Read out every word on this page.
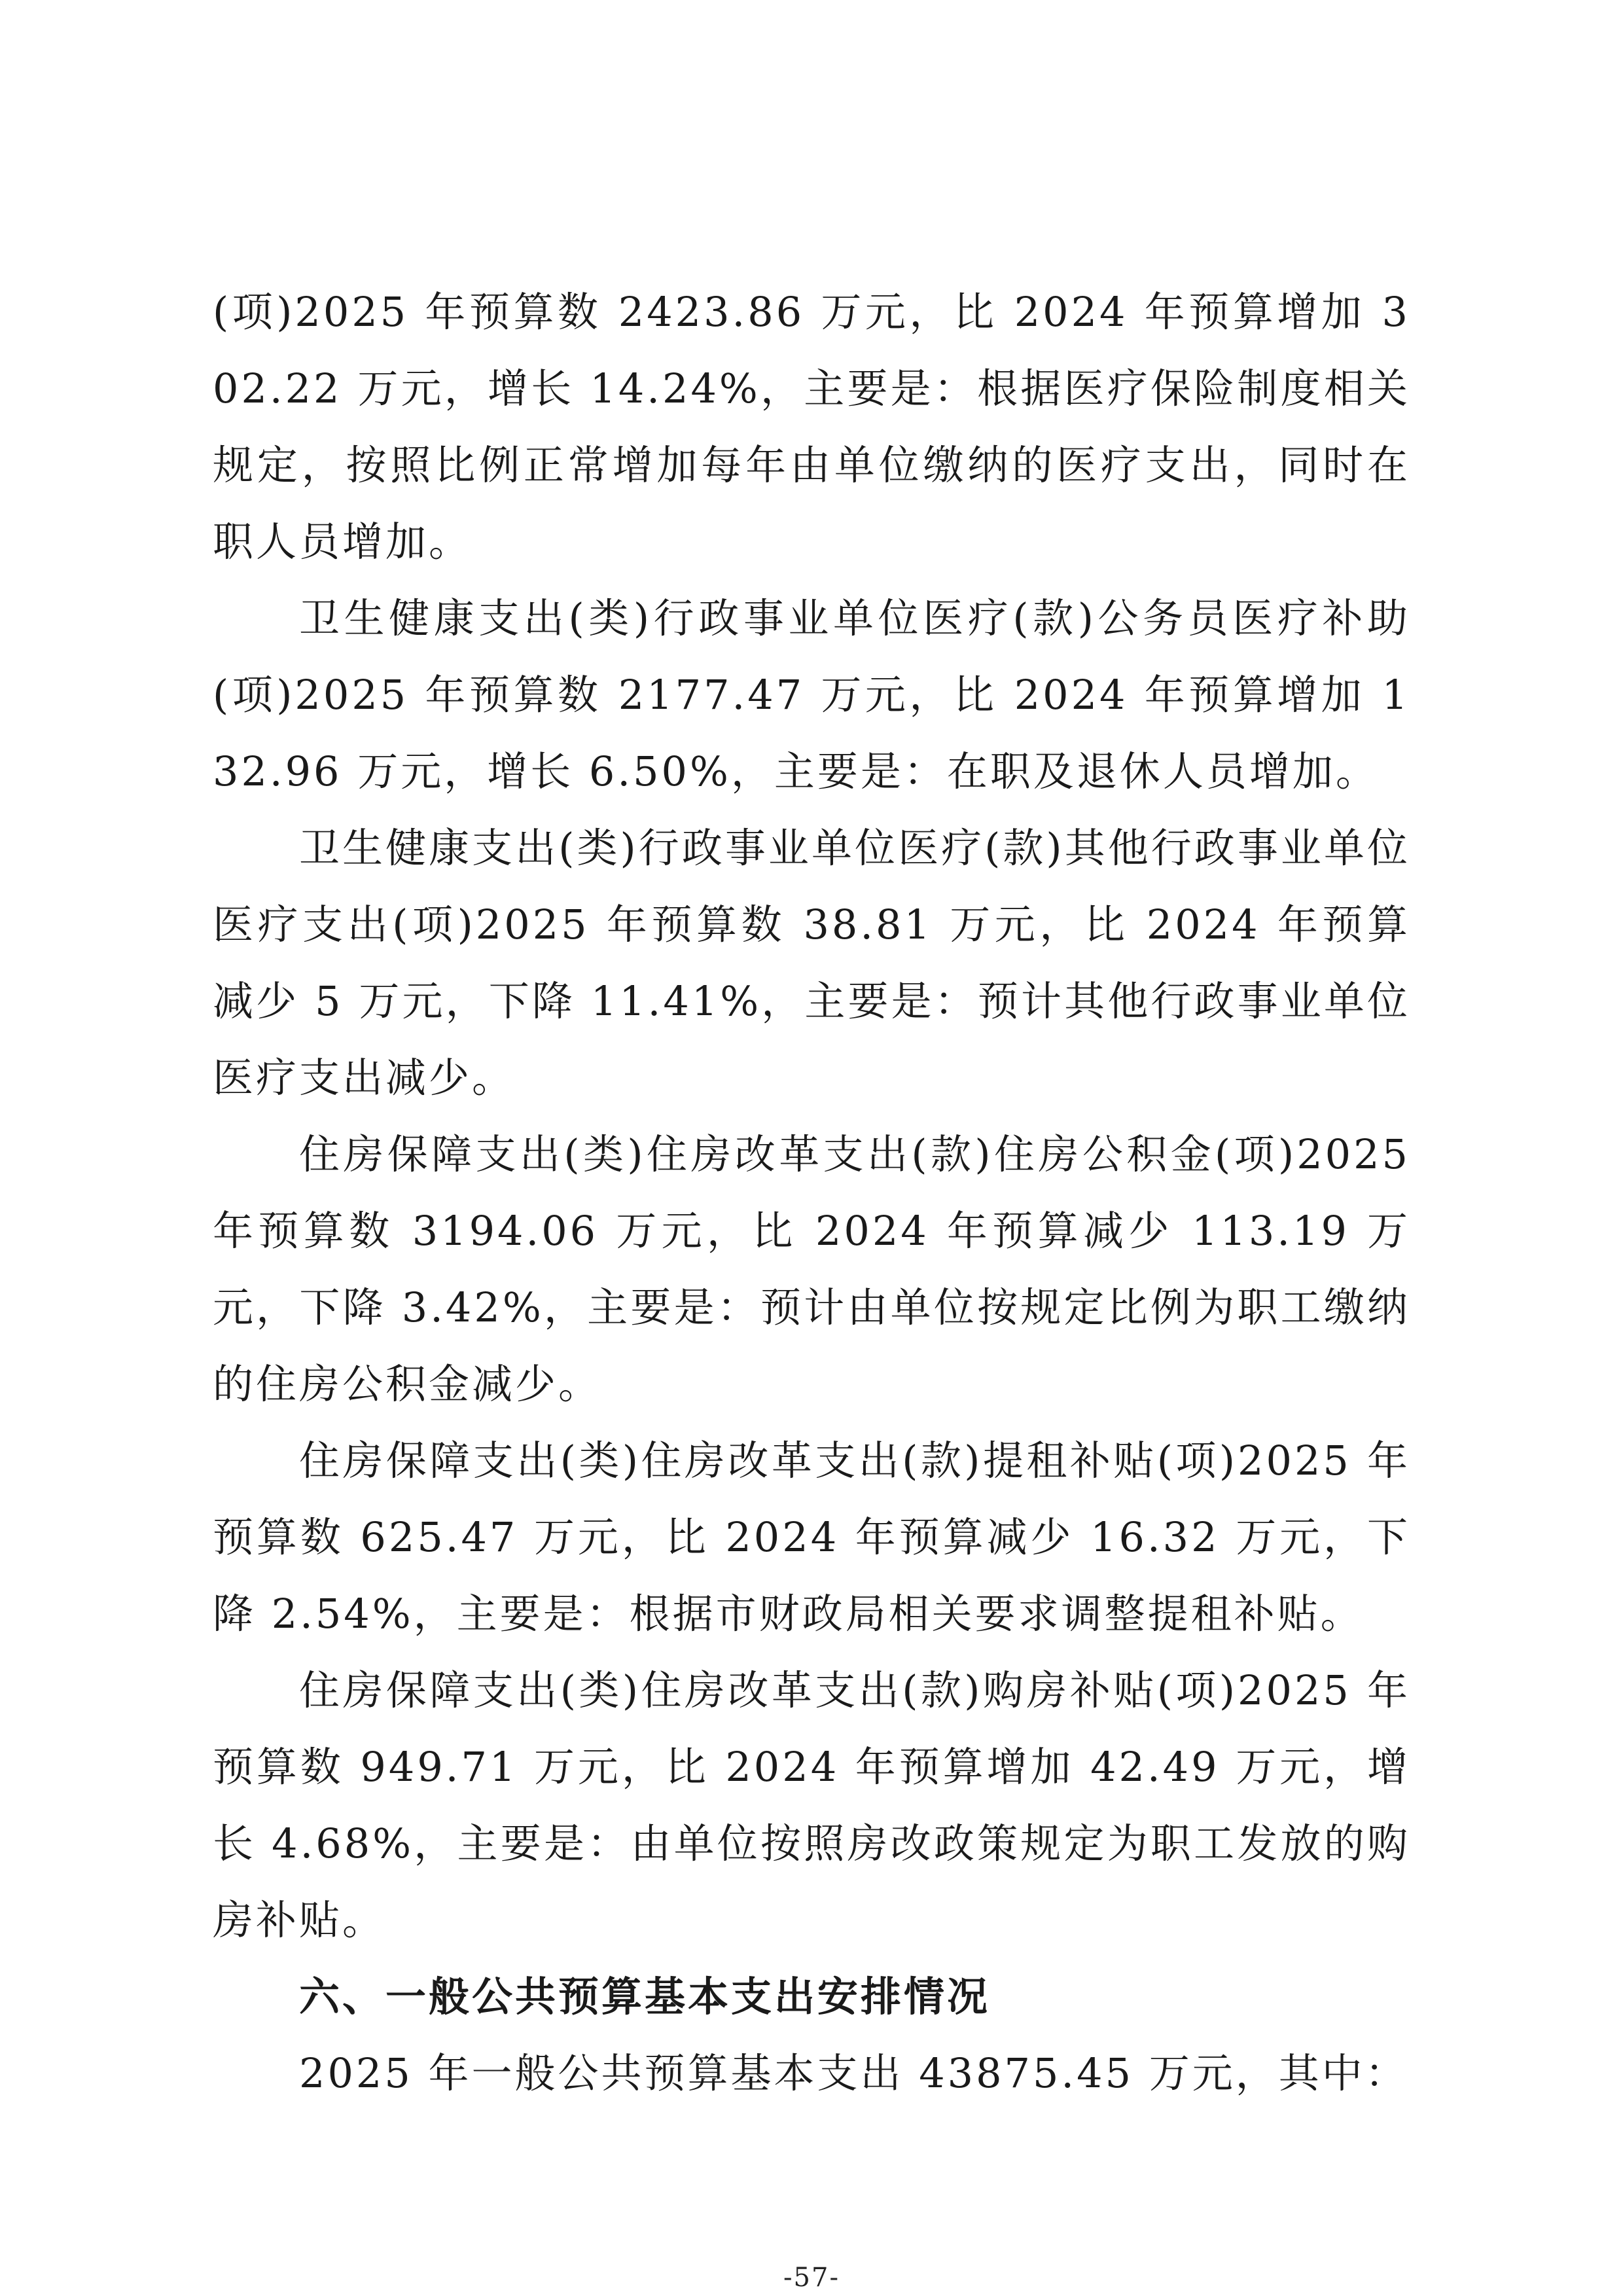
(项)2025 年预算数 2423.86 万元，比 2024 年预算增加 302.22 万元，增长 14.24%，主要是：根据医疗保险制度相关规定，按照比例正常增加每年由单位缴纳的医疗支出，同时在职人员增加。

卫生健康支出(类)行政事业单位医疗(款)公务员医疗补助(项)2025 年预算数 2177.47 万元，比 2024 年预算增加 132.96 万元，增长 6.50%，主要是：在职及退休人员增加。

卫生健康支出(类)行政事业单位医疗(款)其他行政事业单位医疗支出(项)2025 年预算数 38.81 万元，比 2024 年预算减少 5 万元，下降 11.41%，主要是：预计其他行政事业单位医疗支出减少。

住房保障支出(类)住房改革支出(款)住房公积金(项)2025 年预算数 3194.06 万元，比 2024 年预算减少 113.19 万元，下降 3.42%，主要是：预计由单位按规定比例为职工缴纳的住房公积金减少。

住房保障支出(类)住房改革支出(款)提租补贴(项)2025 年预算数 625.47 万元，比 2024 年预算减少 16.32 万元，下降 2.54%，主要是：根据市财政局相关要求调整提租补贴。

住房保障支出(类)住房改革支出(款)购房补贴(项)2025 年预算数 949.71 万元，比 2024 年预算增加 42.49 万元，增长 4.68%，主要是：由单位按照房改政策规定为职工发放的购房补贴。

六、一般公共预算基本支出安排情况

2025 年一般公共预算基本支出 43875.45 万元，其中：

-57-
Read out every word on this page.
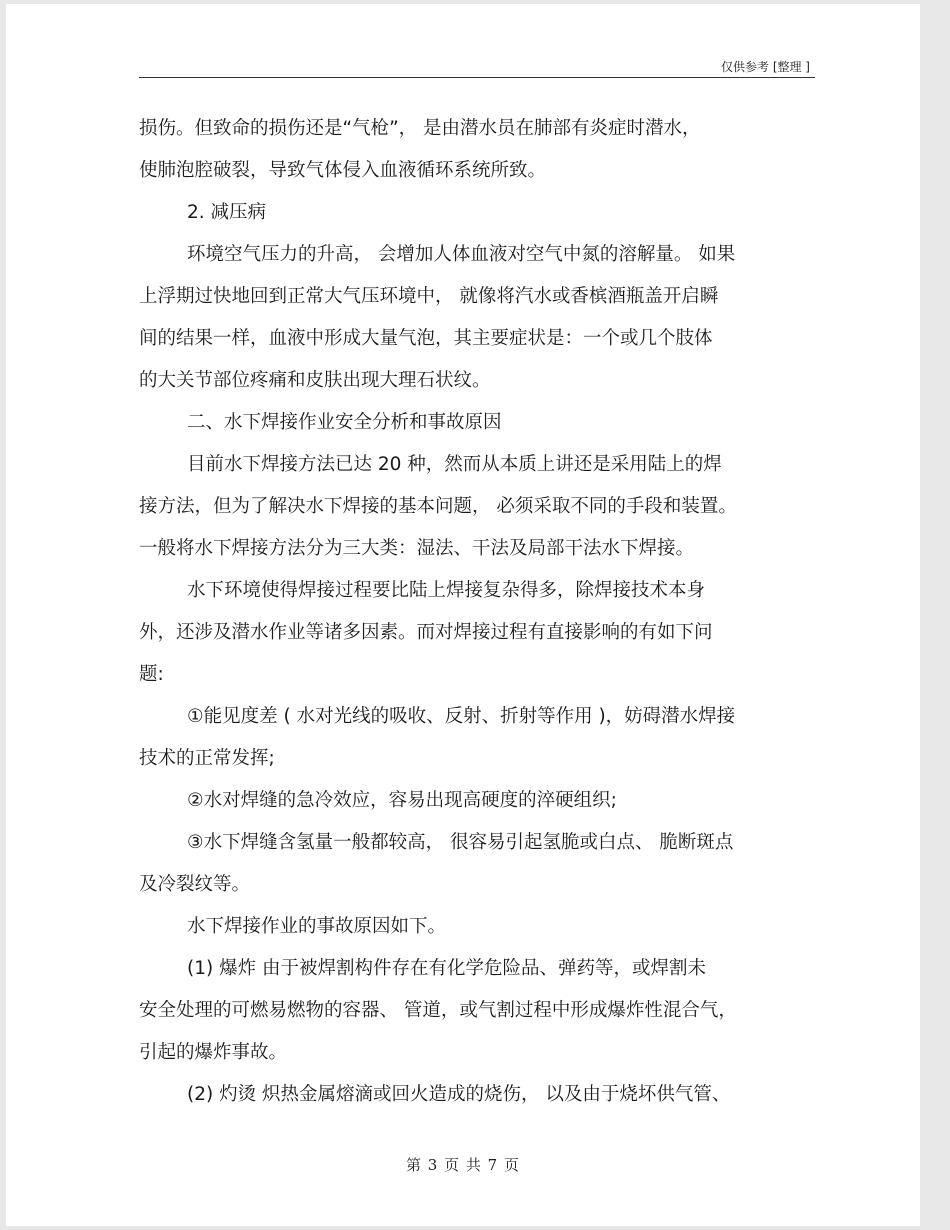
仅供参考 [整理 ]
损伤。但致命的损伤还是“气枪”， 是由潜水员在肺部有炎症时潜水，
使肺泡腔破裂，导致气体侵入血液循环系统所致。
2. 减压病
环境空气压力的升高， 会增加人体血液对空气中氮的溶解量。 如果
上浮期过快地回到正常大气压环境中， 就像将汽水或香槟酒瓶盖开启瞬
间的结果一样，血液中形成大量气泡，其主要症状是：一个或几个肢体
的大关节部位疼痛和皮肤出现大理石状纹。
二、水下焊接作业安全分析和事故原因
目前水下焊接方法已达 20 种，然而从本质上讲还是采用陆上的焊
接方法，但为了解决水下焊接的基本问题， 必须采取不同的手段和装置。
一般将水下焊接方法分为三大类：湿法、干法及局部干法水下焊接。
水下环境使得焊接过程要比陆上焊接复杂得多，除焊接技术本身
外，还涉及潜水作业等诸多因素。而对焊接过程有直接影响的有如下问
题:
①能见度差 ( 水对光线的吸收、反射、折射等作用 )，妨碍潜水焊接
技术的正常发挥;
②水对焊缝的急冷效应，容易出现高硬度的淬硬组织;
③水下焊缝含氢量一般都较高， 很容易引起氢脆或白点、 脆断斑点
及冷裂纹等。
水下焊接作业的事故原因如下。
(1) 爆炸 由于被焊割构件存在有化学危险品、弹药等，或焊割未
安全处理的可燃易燃物的容器、 管道，或气割过程中形成爆炸性混合气，
引起的爆炸事故。
(2) 灼烫 炽热金属熔滴或回火造成的烧伤， 以及由于烧坏供气管、
第 3 页 共 7 页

### Task to carry out
Find the word "年预算增加" and list each line it appears in.

### Reply to the exercise
(项)2025 年预算数 2423.86 万元，比 2024 年预算增加 302.22 万元，增长 14.24%，主要是：根据医疗保险制度相关规定，按照比例正常增加每年由单位缴纳的医疗支出，同时在职人员增加。
卫生健康支出(类)行政事业单位医疗(款)公务员医疗补助(项)2025 年预算数 2177.47 万元，比 2024 年预算增加 132.96 万元，增长 6.50%，主要是：在职及退休人员增加。
住房保障支出(类)住房改革支出(款)购房补贴(项)2025 年预算数 949.71 万元，比 2024 年预算增加 42.49 万元，增长 4.68%，主要是：由单位按照房改政策规定为职工发放的购房补贴。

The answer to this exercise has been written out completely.